GIVEN REQUEST:
How many of the lines that follow contain the word "растяжении"? Give only the number.

-- AVAILABLE DATA start --

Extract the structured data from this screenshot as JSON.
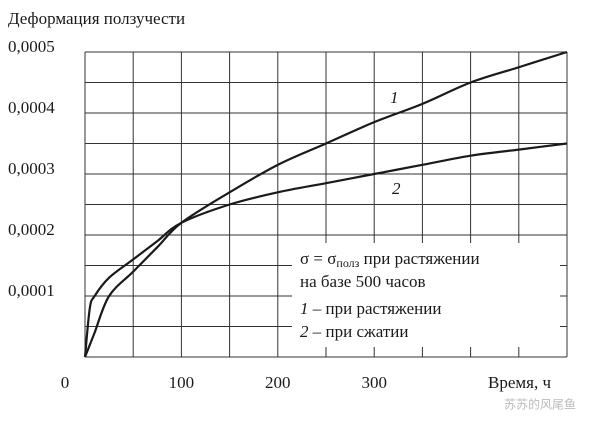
{
  "chart_data": {
    "type": "line",
    "y_label": "Деформация ползучести",
    "x_label": "Время, ч",
    "x": [
      0,
      5,
      10,
      25,
      50,
      75,
      100,
      150,
      200,
      250,
      300,
      350,
      400,
      450,
      500
    ],
    "series": [
      {
        "name": "1",
        "legend_text": "– при растяжении",
        "color": "#1a1a1a",
        "values": [
          0,
          2e-05,
          4e-05,
          0.0001,
          0.00014,
          0.00018,
          0.00022,
          0.00027,
          0.000315,
          0.00035,
          0.000385,
          0.000415,
          0.00045,
          0.000475,
          0.0005
        ]
      },
      {
        "name": "2",
        "legend_text": "– при сжатии",
        "color": "#1a1a1a",
        "values": [
          0,
          8e-05,
          0.0001,
          0.00013,
          0.00016,
          0.00019,
          0.00022,
          0.00025,
          0.00027,
          0.000285,
          0.0003,
          0.000315,
          0.00033,
          0.00034,
          0.00035
        ]
      }
    ],
    "xlim": [
      0,
      500
    ],
    "ylim": [
      0,
      0.0005
    ],
    "xticks": [
      0,
      100,
      200,
      300
    ],
    "yticks": [
      {
        "value": 0.0001,
        "label": "0,0001"
      },
      {
        "value": 0.0002,
        "label": "0,0002"
      },
      {
        "value": 0.0003,
        "label": "0,0003"
      },
      {
        "value": 0.0004,
        "label": "0,0004"
      },
      {
        "value": 0.0005,
        "label": "0,0005"
      }
    ],
    "x_grid": [
      0,
      50,
      100,
      150,
      200,
      250,
      300,
      350,
      400,
      450,
      500
    ],
    "y_grid": [
      0,
      5e-05,
      0.0001,
      0.00015,
      0.0002,
      0.00025,
      0.0003,
      0.00035,
      0.0004,
      0.00045,
      0.0005
    ],
    "note": {
      "sigma": "σ = σ",
      "subscript": "полз",
      "rest": " при растяжении",
      "line2": "на базе 500 часов"
    },
    "watermark": "苏苏的风尾鱼"
  }
}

-- AVAILABLE DATA end --

EXERCISE RESPONSE:
2